→ REQUIREMENTS
Copy each line below in which the word "text" occurs.
* Start EXERCISE INPUT *
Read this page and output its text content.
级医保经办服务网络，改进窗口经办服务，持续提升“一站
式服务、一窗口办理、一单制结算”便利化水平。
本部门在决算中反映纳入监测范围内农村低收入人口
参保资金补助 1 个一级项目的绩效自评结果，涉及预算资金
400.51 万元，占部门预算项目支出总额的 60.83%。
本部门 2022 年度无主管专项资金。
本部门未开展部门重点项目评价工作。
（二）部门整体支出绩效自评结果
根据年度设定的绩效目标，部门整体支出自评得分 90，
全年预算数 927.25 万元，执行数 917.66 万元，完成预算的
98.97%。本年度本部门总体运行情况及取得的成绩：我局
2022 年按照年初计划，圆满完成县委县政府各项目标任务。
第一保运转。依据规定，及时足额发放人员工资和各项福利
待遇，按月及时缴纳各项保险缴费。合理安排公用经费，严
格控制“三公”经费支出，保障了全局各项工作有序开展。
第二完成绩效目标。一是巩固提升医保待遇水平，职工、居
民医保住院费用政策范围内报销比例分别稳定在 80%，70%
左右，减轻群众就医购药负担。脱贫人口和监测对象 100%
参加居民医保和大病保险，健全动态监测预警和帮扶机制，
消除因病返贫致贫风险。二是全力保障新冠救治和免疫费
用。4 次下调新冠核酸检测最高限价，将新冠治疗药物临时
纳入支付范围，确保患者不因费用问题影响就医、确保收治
* End EXERCISE INPUT *
* Start EXERCISE INPUT *
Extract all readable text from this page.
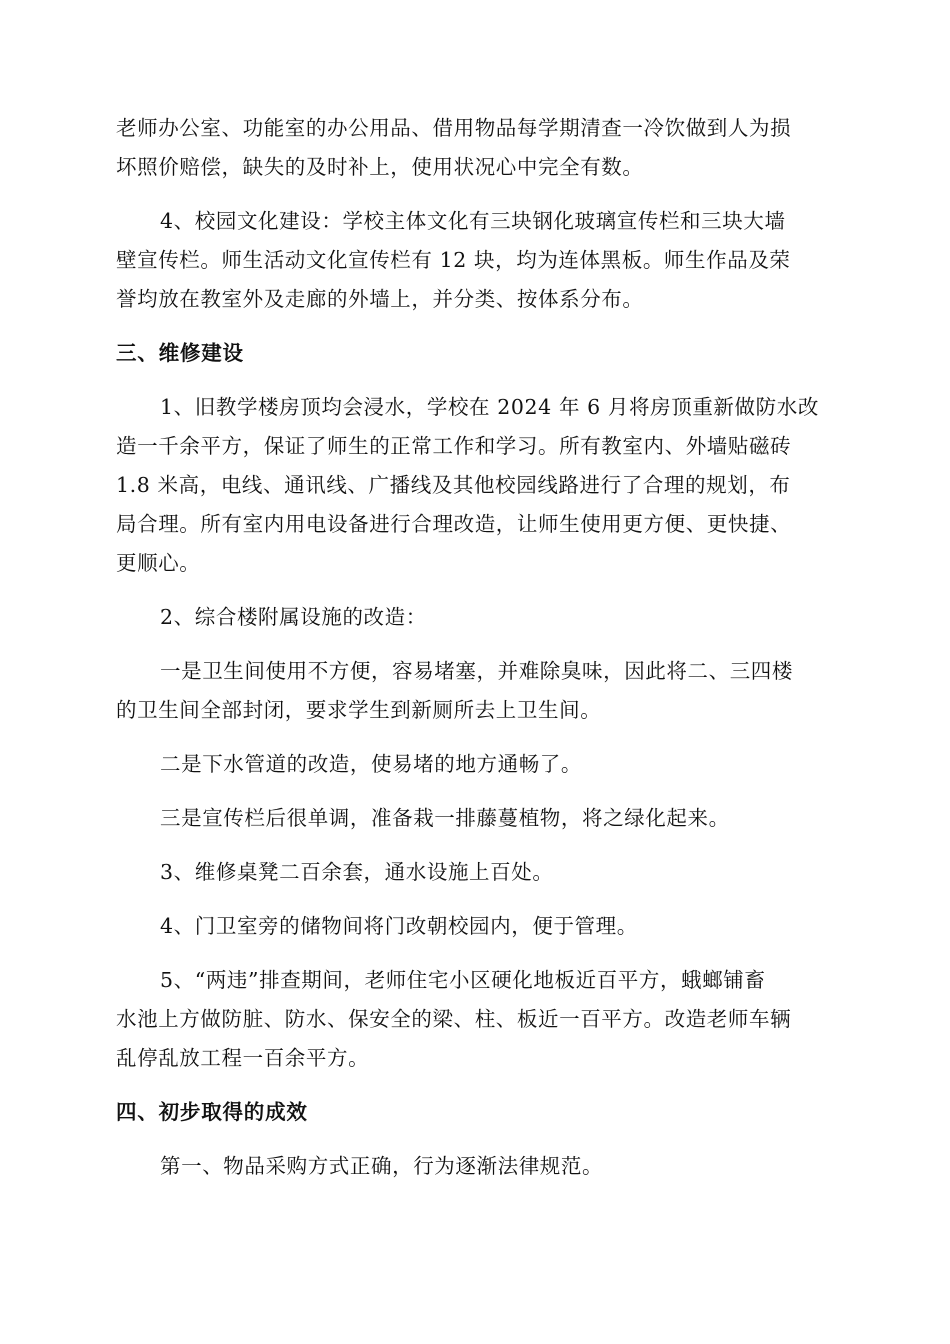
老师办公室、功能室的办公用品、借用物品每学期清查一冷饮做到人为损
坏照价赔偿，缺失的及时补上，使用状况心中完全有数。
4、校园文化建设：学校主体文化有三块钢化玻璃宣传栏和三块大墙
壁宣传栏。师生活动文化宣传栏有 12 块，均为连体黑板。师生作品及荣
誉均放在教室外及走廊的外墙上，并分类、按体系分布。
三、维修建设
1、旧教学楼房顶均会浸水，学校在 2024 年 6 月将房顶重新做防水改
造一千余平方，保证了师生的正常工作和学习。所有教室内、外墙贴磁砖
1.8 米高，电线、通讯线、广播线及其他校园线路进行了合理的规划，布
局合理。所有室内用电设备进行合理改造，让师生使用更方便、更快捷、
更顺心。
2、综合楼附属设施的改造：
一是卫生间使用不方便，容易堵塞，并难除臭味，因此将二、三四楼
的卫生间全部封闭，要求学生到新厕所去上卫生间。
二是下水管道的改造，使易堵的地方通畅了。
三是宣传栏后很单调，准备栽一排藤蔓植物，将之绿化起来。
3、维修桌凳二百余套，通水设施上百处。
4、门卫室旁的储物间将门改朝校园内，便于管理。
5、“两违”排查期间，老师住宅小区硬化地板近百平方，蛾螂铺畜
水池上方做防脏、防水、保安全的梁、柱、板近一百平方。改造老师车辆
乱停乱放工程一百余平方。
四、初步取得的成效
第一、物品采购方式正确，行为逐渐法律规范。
* End EXERCISE INPUT *
→ RESULT FOR THIS EXERCISE
Read this page and output its text content.
Extract all readable text from this page.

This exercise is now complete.